Objective: Lines containing the word "page" are the ones to copy from the records below.

Given records:
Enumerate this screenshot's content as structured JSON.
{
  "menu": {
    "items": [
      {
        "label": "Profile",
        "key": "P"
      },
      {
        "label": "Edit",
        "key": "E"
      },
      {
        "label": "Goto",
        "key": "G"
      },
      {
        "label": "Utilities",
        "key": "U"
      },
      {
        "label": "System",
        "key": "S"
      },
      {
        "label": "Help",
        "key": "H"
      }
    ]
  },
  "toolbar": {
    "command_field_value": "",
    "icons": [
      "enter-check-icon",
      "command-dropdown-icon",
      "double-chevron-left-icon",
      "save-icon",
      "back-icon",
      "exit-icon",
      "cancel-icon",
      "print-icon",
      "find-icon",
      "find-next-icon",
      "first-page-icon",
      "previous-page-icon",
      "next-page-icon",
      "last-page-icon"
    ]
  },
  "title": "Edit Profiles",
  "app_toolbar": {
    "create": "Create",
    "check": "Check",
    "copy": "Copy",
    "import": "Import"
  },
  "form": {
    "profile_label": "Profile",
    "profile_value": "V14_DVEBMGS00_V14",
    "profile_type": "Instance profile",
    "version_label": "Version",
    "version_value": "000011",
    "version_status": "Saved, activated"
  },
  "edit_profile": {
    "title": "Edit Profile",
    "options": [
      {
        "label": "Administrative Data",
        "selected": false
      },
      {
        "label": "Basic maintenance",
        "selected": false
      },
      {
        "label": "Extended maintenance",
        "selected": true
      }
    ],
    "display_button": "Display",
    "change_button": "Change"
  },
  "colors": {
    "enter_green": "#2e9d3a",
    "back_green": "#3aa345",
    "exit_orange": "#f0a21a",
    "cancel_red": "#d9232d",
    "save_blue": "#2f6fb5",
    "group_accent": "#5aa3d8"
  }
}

Solution to this exercise:
      "first-page-icon",
      "previous-page-icon",
      "next-page-icon",
      "last-page-icon"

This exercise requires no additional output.